_Task objective:_ Which lines in the records below contain the word "reports"? Copy each one out.

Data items
>> Start

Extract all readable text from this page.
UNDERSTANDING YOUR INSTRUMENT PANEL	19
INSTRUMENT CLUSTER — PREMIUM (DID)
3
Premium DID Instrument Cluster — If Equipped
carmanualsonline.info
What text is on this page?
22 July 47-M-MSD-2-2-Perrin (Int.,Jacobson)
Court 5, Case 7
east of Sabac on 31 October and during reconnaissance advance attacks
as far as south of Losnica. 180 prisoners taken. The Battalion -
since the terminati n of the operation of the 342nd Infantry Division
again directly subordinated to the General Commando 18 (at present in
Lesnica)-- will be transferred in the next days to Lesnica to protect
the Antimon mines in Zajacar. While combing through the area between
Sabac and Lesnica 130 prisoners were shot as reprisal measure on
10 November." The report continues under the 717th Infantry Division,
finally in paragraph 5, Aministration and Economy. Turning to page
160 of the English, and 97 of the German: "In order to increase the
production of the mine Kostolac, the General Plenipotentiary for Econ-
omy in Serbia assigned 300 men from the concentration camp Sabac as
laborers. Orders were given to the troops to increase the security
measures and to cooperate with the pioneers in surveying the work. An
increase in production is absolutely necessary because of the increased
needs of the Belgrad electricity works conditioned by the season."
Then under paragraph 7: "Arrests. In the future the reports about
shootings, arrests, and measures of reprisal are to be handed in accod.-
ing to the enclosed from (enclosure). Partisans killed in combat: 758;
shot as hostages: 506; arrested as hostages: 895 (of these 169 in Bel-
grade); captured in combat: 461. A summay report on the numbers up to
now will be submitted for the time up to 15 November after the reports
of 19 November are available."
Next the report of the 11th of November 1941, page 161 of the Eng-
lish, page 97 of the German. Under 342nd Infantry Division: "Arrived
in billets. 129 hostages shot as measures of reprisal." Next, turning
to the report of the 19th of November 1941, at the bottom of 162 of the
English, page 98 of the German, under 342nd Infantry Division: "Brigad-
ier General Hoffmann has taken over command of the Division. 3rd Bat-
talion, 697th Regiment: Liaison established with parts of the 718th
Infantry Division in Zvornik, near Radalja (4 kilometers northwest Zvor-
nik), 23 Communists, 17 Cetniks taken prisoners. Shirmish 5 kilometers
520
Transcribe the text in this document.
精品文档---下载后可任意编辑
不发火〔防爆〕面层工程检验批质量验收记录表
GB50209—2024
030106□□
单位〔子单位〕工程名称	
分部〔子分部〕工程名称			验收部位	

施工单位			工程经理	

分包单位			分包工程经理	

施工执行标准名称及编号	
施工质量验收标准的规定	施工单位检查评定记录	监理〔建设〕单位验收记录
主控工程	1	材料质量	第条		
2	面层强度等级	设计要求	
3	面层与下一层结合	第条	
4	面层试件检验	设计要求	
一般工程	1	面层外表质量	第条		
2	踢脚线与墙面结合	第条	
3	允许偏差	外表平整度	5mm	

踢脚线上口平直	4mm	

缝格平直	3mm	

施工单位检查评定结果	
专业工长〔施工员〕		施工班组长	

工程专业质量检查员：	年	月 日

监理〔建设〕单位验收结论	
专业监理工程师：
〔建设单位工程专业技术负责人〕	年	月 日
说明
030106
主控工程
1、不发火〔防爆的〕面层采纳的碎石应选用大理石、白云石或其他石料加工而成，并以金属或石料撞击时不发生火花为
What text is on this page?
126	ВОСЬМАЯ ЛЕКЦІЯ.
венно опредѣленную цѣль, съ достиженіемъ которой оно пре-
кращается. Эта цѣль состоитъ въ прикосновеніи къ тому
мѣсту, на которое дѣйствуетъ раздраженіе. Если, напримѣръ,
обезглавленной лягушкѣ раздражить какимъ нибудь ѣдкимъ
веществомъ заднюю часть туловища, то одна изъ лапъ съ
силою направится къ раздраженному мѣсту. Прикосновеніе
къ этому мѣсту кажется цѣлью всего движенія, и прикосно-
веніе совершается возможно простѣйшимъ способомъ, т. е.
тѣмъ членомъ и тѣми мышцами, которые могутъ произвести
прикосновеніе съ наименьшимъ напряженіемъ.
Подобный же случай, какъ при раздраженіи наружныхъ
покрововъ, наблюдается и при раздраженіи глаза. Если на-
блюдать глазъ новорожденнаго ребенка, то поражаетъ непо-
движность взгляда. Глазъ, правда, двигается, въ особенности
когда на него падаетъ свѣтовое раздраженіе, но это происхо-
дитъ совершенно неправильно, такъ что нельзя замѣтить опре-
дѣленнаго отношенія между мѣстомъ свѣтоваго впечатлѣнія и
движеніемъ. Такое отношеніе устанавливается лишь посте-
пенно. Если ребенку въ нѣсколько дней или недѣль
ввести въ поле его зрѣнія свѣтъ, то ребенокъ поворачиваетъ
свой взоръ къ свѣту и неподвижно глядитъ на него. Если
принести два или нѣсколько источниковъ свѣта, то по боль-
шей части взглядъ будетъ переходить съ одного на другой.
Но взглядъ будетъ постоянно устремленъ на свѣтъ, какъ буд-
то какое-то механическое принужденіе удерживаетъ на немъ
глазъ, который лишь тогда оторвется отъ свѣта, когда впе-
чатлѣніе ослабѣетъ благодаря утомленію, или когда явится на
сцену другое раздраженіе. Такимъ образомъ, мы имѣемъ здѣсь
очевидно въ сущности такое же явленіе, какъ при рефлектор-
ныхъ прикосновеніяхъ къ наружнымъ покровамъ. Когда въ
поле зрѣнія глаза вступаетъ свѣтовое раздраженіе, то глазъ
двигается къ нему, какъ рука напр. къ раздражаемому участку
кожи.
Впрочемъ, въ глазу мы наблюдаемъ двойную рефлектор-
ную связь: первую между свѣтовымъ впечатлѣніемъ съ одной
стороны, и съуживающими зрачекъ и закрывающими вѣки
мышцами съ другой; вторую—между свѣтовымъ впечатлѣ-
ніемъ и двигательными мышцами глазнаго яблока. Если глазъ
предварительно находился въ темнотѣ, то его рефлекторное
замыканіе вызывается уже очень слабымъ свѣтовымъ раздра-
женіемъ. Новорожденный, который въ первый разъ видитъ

>> End

_Right answer:_
Then under paragraph 7: "Arrests. In the future the reports about
now will be submitted for the time up to 15 November after the reports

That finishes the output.